# PROBLEM TO SOLVE:
The records below are to be copied word for word, with every picture left out.

○ ○ ○ ○ ○ ○ ○

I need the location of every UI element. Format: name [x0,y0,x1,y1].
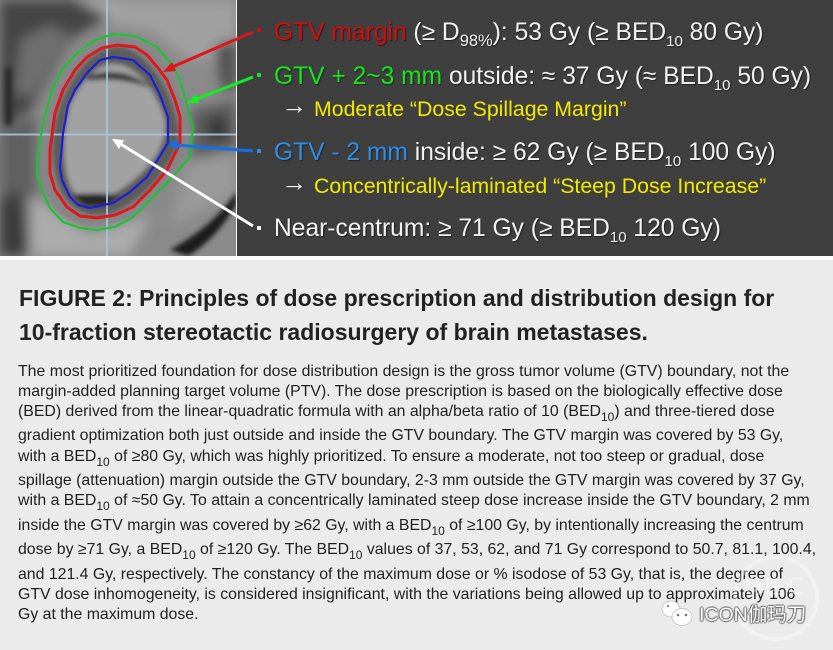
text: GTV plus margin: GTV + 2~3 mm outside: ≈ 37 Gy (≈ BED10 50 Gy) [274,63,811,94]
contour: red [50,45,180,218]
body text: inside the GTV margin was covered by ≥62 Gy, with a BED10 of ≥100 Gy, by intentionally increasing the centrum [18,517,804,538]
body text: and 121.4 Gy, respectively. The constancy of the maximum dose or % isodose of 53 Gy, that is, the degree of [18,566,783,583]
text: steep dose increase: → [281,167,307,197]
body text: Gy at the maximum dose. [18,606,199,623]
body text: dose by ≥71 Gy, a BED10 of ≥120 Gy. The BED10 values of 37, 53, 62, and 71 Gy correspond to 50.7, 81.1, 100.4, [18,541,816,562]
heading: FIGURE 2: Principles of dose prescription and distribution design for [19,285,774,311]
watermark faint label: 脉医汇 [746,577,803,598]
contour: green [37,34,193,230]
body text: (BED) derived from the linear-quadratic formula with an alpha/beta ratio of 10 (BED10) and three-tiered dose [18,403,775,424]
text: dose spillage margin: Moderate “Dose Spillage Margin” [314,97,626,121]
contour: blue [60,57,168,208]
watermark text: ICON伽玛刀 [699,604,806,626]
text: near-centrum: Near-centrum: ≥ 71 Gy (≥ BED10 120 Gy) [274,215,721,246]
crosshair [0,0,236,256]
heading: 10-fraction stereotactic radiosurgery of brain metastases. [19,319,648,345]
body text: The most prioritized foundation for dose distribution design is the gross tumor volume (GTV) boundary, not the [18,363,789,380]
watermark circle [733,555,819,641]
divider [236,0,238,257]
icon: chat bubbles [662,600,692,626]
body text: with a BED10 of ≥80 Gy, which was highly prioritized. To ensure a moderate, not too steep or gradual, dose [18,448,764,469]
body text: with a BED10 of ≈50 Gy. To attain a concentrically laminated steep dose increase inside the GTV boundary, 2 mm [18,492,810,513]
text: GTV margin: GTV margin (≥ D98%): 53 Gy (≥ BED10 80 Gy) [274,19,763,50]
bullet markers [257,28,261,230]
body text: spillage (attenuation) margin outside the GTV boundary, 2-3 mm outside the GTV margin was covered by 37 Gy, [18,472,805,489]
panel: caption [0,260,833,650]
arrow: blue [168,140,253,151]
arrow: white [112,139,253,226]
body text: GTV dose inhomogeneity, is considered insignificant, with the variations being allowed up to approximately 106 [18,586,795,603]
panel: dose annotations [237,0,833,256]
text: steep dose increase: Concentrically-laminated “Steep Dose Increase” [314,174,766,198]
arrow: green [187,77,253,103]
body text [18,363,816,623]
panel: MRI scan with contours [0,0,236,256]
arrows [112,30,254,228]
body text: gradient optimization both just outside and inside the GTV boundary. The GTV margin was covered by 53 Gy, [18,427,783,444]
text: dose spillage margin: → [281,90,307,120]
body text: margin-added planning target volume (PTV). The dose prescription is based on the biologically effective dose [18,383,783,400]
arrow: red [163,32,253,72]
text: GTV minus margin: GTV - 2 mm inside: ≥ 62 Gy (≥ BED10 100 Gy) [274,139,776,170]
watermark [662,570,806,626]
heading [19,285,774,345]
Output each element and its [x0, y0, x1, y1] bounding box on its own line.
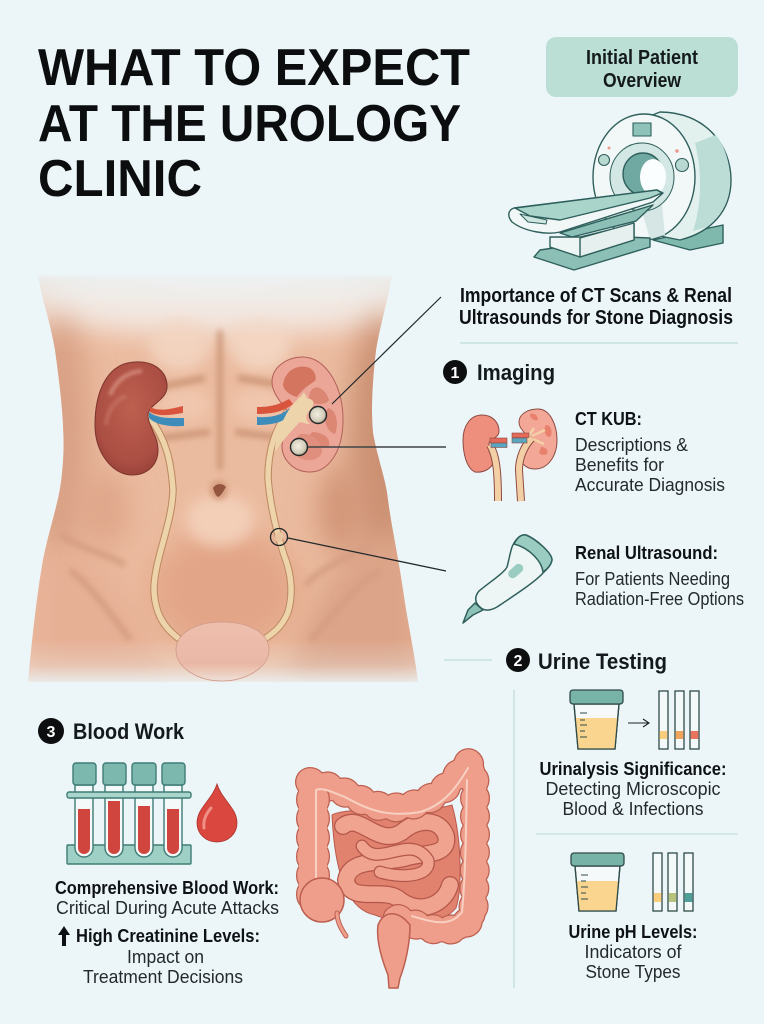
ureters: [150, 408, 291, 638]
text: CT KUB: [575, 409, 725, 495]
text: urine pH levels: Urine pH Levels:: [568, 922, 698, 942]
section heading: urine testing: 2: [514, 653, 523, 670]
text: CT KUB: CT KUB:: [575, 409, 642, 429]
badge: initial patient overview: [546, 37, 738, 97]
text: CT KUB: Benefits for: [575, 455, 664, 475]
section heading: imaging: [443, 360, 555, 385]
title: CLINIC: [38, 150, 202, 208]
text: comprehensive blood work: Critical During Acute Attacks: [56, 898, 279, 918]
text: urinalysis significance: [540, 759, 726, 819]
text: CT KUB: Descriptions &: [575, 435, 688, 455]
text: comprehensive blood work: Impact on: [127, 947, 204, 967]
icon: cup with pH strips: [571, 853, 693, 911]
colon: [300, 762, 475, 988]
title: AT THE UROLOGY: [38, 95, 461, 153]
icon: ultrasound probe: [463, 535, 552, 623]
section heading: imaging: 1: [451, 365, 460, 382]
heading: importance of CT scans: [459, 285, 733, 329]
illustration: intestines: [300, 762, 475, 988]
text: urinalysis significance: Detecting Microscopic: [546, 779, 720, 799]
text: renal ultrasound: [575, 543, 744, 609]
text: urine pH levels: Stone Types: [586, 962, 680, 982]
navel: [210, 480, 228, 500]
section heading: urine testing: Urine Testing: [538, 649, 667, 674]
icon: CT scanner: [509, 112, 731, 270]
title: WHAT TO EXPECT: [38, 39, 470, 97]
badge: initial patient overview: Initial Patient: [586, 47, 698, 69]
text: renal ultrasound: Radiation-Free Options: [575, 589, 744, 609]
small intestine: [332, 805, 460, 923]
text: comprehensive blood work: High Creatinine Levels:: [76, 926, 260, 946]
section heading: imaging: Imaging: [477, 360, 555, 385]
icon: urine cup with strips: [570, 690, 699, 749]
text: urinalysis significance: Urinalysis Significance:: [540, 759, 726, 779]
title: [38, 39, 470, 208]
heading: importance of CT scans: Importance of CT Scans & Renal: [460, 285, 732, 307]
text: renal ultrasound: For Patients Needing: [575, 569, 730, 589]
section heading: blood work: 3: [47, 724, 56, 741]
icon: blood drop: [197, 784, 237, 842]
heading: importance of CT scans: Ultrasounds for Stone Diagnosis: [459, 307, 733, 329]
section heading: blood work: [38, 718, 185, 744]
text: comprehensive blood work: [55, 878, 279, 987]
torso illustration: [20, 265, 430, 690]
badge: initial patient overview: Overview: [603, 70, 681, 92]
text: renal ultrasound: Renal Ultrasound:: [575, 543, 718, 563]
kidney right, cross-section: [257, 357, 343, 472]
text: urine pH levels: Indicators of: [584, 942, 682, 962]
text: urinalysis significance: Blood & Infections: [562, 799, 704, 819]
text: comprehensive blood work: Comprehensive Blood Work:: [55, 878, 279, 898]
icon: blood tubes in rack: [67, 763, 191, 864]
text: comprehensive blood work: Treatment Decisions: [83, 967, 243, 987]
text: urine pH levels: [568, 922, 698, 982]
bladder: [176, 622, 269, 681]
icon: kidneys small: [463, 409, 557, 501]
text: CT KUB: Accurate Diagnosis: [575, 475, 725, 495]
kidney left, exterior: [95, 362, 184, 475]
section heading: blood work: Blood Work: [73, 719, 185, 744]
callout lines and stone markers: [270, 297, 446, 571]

○ ○ ○ ○ ○ ○ ○

# RESULT:
I need the location of every UI element. Format: name [x0,y0,x1,y1].
text: GTV plus margin: GTV + 2~3 mm outside: ≈ 37 Gy (≈ BED10 50 Gy) [274,63,811,94]
contour: red [50,45,180,218]
body text: inside the GTV margin was covered by ≥62 Gy, with a BED10 of ≥100 Gy, by intentionally increasing the centrum [18,517,804,538]
body text: and 121.4 Gy, respectively. The constancy of the maximum dose or % isodose of 53 Gy, that is, the degree of [18,566,783,583]
text: steep dose increase: → [281,167,307,197]
body text: Gy at the maximum dose. [18,606,199,623]
body text: dose by ≥71 Gy, a BED10 of ≥120 Gy. The BED10 values of 37, 53, 62, and 71 Gy correspond to 50.7, 81.1, 100.4, [18,541,816,562]
heading: FIGURE 2: Principles of dose prescription and distribution design for [19,285,774,311]
watermark faint label: 脉医汇 [746,577,803,598]
contour: green [37,34,193,230]
body text: (BED) derived from the linear-quadratic formula with an alpha/beta ratio of 10 (BED10) and three-tiered dose [18,403,775,424]
text: dose spillage margin: Moderate “Dose Spillage Margin” [314,97,626,121]
contour: blue [60,57,168,208]
watermark text: ICON伽玛刀 [699,604,806,626]
text: near-centrum: Near-centrum: ≥ 71 Gy (≥ BED10 120 Gy) [274,215,721,246]
crosshair [0,0,236,256]
heading: 10-fraction stereotactic radiosurgery of brain metastases. [19,319,648,345]
body text: The most prioritized foundation for dose distribution design is the gross tumor volume (GTV) boundary, not the [18,363,789,380]
watermark circle [733,555,819,641]
divider [236,0,238,257]
icon: chat bubbles [662,600,692,626]
body text: with a BED10 of ≥80 Gy, which was highly prioritized. To ensure a moderate, not too steep or gradual, dose [18,448,764,469]
body text: with a BED10 of ≈50 Gy. To attain a concentrically laminated steep dose increase inside the GTV boundary, 2 mm [18,492,810,513]
text: GTV margin: GTV margin (≥ D98%): 53 Gy (≥ BED10 80 Gy) [274,19,763,50]
bullet markers [257,28,261,230]
body text: spillage (attenuation) margin outside the GTV boundary, 2-3 mm outside the GTV margin was covered by 37 Gy, [18,472,805,489]
panel: caption [0,260,833,650]
arrow: blue [168,140,253,151]
arrow: white [112,139,253,226]
body text: GTV dose inhomogeneity, is considered insignificant, with the variations being allowed up to approximately 106 [18,586,795,603]
panel: dose annotations [237,0,833,256]
text: steep dose increase: Concentrically-laminated “Steep Dose Increase” [314,174,766,198]
arrow: green [187,77,253,103]
body text [18,363,816,623]
panel: MRI scan with contours [0,0,236,256]
arrows [112,30,254,228]
body text: gradient optimization both just outside and inside the GTV boundary. The GTV margin was covered by 53 Gy, [18,427,783,444]
text: dose spillage margin: → [281,90,307,120]
body text: margin-added planning target volume (PTV). The dose prescription is based on the biologically effective dose [18,383,783,400]
arrow: red [163,32,253,72]
text: GTV minus margin: GTV - 2 mm inside: ≥ 62 Gy (≥ BED10 100 Gy) [274,139,776,170]
watermark [662,570,806,626]
heading [19,285,774,345]
Output each element and its [x0, y0, x1, y1] bounding box on its own line.
ureters: [150, 408, 291, 638]
text: CT KUB: [575, 409, 725, 495]
text: urine pH levels: Urine pH Levels:: [568, 922, 698, 942]
section heading: urine testing: 2: [514, 653, 523, 670]
text: CT KUB: CT KUB:: [575, 409, 642, 429]
badge: initial patient overview: [546, 37, 738, 97]
text: CT KUB: Benefits for: [575, 455, 664, 475]
section heading: imaging: [443, 360, 555, 385]
title: CLINIC: [38, 150, 202, 208]
text: comprehensive blood work: Critical During Acute Attacks: [56, 898, 279, 918]
text: urinalysis significance: [540, 759, 726, 819]
text: CT KUB: Descriptions &: [575, 435, 688, 455]
text: comprehensive blood work: Impact on: [127, 947, 204, 967]
icon: cup with pH strips: [571, 853, 693, 911]
colon: [300, 762, 475, 988]
title: AT THE UROLOGY: [38, 95, 461, 153]
icon: ultrasound probe: [463, 535, 552, 623]
section heading: imaging: 1: [451, 365, 460, 382]
heading: importance of CT scans: [459, 285, 733, 329]
illustration: intestines: [300, 762, 475, 988]
text: urinalysis significance: Detecting Microscopic: [546, 779, 720, 799]
text: renal ultrasound: [575, 543, 744, 609]
text: urine pH levels: Stone Types: [586, 962, 680, 982]
navel: [210, 480, 228, 500]
section heading: urine testing: Urine Testing: [538, 649, 667, 674]
icon: CT scanner: [509, 112, 731, 270]
title: WHAT TO EXPECT: [38, 39, 470, 97]
badge: initial patient overview: Initial Patient: [586, 47, 698, 69]
text: renal ultrasound: Radiation-Free Options: [575, 589, 744, 609]
small intestine: [332, 805, 460, 923]
text: comprehensive blood work: High Creatinine Levels:: [76, 926, 260, 946]
section heading: imaging: Imaging: [477, 360, 555, 385]
icon: urine cup with strips: [570, 690, 699, 749]
text: urinalysis significance: Urinalysis Significance:: [540, 759, 726, 779]
title: [38, 39, 470, 208]
heading: importance of CT scans: Importance of CT Scans & Renal: [460, 285, 732, 307]
text: renal ultrasound: For Patients Needing: [575, 569, 730, 589]
section heading: blood work: 3: [47, 724, 56, 741]
icon: blood drop: [197, 784, 237, 842]
heading: importance of CT scans: Ultrasounds for Stone Diagnosis: [459, 307, 733, 329]
section heading: blood work: [38, 718, 185, 744]
text: comprehensive blood work: [55, 878, 279, 987]
torso illustration: [20, 265, 430, 690]
badge: initial patient overview: Overview: [603, 70, 681, 92]
text: renal ultrasound: Renal Ultrasound:: [575, 543, 718, 563]
kidney right, cross-section: [257, 357, 343, 472]
text: urine pH levels: Indicators of: [584, 942, 682, 962]
text: urinalysis significance: Blood & Infections: [562, 799, 704, 819]
text: comprehensive blood work: Comprehensive Blood Work:: [55, 878, 279, 898]
icon: blood tubes in rack: [67, 763, 191, 864]
text: comprehensive blood work: Treatment Decisions: [83, 967, 243, 987]
text: urine pH levels: [568, 922, 698, 982]
bladder: [176, 622, 269, 681]
icon: kidneys small: [463, 409, 557, 501]
text: CT KUB: Accurate Diagnosis: [575, 475, 725, 495]
kidney left, exterior: [95, 362, 184, 475]
section heading: blood work: Blood Work: [73, 719, 185, 744]
callout lines and stone markers: [270, 297, 446, 571]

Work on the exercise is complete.